**TEXT SHOWN**
[Begin]

What satisfaction is it, thus to transport ourselves, in thought, into the apostolic ages, there to contemplate the wonders of redemption! For this is the effect which study produces, of those exquisitely conclusive and irresistible proofs which demonstrate the truth of this great event: it transports us into the apostolic ages; it enables us to behold with the mind's eye what we cannot behold with the eyes of the body. After having thus torn up incredulity by the roots, with what an ecstacy of holy delight may the Christian approach the table of the Lord, with full conviction of soul, and say to him with Thomas: "My Lord and my God. The heartaffecting persuasion I have of what thy love has done for me, elevates, penetrates, overwhelms

me. It will render easy to me the most painful proofs which it nray please thee to presoribe to my gratitude. My Lord and my God, my Lord and my God, I regret all the time I have devoted to the world and its pleasures: henceforward I will think of thee, and thee only: I will live to thee, and thee only. Accept the dedication which I now make. Bear with the weakness in which it is made: approve the sincerity with which I this day come to break off the remaining attachments which fetter me down to the world; and to bind closer those of my communion with thee, the only worthy object of love and desire."

How blessed shall we be, my beloved brethren, in thus penetrating through the obscurity of the past! Blessed are they who have not seen, and yet have believed.

2. But let us likewise penetrate through the darkness of futurity. Let hope supply to us the want of possession. How shall it, henceforth, be possible for us to entertain suspicion against the faithfulness of God's promises? Behold on that table what God is capable of doing in our behalf. Behold by what miracles of love-O miracles of the love of God, we want language to express thee, as we want ideas to conceive thee! but behold on that table, behold by what miracles of love he has prevailed to make us the rich present of his own Son, to expose him, for our sakes, to all that series of suffering which has been the subject of our meditation during the weeks which commemorate the passion.

[End]

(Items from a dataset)
[Begin]

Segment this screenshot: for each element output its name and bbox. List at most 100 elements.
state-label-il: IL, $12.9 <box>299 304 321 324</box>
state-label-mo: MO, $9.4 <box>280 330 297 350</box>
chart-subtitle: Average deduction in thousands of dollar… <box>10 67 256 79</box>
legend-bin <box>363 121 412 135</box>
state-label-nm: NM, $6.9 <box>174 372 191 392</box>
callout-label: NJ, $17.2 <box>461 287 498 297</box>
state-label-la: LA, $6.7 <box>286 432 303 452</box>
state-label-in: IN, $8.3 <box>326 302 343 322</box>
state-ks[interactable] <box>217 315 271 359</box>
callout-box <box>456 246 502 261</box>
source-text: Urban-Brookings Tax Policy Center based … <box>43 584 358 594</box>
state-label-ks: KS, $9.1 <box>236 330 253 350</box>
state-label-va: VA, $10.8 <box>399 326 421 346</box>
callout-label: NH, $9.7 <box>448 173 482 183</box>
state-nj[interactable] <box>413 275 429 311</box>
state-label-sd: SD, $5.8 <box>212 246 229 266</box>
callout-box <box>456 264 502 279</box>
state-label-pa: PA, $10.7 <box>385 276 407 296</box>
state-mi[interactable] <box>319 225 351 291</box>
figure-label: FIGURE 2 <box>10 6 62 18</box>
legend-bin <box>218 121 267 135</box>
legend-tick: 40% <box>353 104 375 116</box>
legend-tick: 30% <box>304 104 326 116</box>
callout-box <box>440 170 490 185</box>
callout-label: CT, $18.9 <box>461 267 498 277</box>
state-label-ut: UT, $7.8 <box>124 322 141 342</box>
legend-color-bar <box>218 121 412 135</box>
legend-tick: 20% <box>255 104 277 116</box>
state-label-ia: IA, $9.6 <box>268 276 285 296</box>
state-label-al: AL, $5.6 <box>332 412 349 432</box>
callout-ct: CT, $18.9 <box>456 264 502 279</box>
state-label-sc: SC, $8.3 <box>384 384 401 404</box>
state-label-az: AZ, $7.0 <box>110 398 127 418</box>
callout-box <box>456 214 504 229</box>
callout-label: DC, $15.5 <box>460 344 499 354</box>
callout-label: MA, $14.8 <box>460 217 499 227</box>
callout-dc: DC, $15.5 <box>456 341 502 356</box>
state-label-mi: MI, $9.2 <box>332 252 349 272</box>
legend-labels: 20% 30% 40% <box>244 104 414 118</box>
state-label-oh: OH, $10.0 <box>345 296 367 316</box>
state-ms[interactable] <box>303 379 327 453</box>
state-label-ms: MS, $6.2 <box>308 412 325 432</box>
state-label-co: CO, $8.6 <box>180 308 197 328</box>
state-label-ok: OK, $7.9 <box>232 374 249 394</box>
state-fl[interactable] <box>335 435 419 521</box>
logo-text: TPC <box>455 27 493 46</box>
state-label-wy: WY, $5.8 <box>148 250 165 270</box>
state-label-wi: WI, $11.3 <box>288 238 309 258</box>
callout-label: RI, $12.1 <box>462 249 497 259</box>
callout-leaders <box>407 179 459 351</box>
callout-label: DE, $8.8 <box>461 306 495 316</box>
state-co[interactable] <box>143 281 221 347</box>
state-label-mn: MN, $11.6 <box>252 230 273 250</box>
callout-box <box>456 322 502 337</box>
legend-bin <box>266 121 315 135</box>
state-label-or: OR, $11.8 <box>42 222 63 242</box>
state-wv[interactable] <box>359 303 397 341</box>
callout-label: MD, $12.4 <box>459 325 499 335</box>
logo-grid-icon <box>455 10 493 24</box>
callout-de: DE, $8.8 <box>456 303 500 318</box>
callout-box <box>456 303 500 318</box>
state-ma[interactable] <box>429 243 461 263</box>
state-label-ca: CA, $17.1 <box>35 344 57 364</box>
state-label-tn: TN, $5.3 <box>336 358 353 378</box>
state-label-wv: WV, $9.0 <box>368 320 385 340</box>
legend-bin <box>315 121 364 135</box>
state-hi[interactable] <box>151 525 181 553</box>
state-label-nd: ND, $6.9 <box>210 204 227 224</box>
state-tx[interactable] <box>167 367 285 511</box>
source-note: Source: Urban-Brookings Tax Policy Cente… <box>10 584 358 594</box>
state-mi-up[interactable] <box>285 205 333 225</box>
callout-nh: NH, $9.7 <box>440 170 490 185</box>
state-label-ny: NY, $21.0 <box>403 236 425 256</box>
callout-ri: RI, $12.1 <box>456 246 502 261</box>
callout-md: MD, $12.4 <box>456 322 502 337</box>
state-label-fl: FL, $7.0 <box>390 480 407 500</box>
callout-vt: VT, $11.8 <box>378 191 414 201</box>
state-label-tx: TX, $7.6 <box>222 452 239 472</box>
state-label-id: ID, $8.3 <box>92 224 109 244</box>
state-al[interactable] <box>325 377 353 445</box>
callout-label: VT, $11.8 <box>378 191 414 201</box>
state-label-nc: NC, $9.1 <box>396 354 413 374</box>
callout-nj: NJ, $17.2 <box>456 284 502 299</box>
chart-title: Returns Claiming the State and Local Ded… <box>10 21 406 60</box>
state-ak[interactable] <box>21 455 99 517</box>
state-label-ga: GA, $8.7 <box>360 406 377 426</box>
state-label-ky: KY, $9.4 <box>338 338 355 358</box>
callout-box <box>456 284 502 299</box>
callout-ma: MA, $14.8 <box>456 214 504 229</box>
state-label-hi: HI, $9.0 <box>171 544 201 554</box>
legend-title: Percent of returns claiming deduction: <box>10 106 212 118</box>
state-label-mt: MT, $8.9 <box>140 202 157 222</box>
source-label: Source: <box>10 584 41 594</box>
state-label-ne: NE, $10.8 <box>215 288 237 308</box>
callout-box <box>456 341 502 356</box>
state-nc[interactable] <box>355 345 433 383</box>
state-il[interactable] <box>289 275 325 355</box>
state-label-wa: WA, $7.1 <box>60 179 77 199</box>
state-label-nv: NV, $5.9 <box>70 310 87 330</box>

[End]

**EXERCISE INSTRUCTIONS**
1 - According to the sermon excerpt, why should it now be impossible to doubt the faithfulness of God's promises? Reply in one to three sentences.
2 - In the sermon excerpt, whose words does the Christian repeat when approaching the table of the Lord?

**PER-TASK OUTPUTS**
1 - The table shows what God is capable of doing on our behalf. By miracles of love he gave us his own Son and exposed him, for our sakes, to the series of suffering recalled during the weeks that commemorate the passion.

2 - The words of Thomas: "My Lord and my God."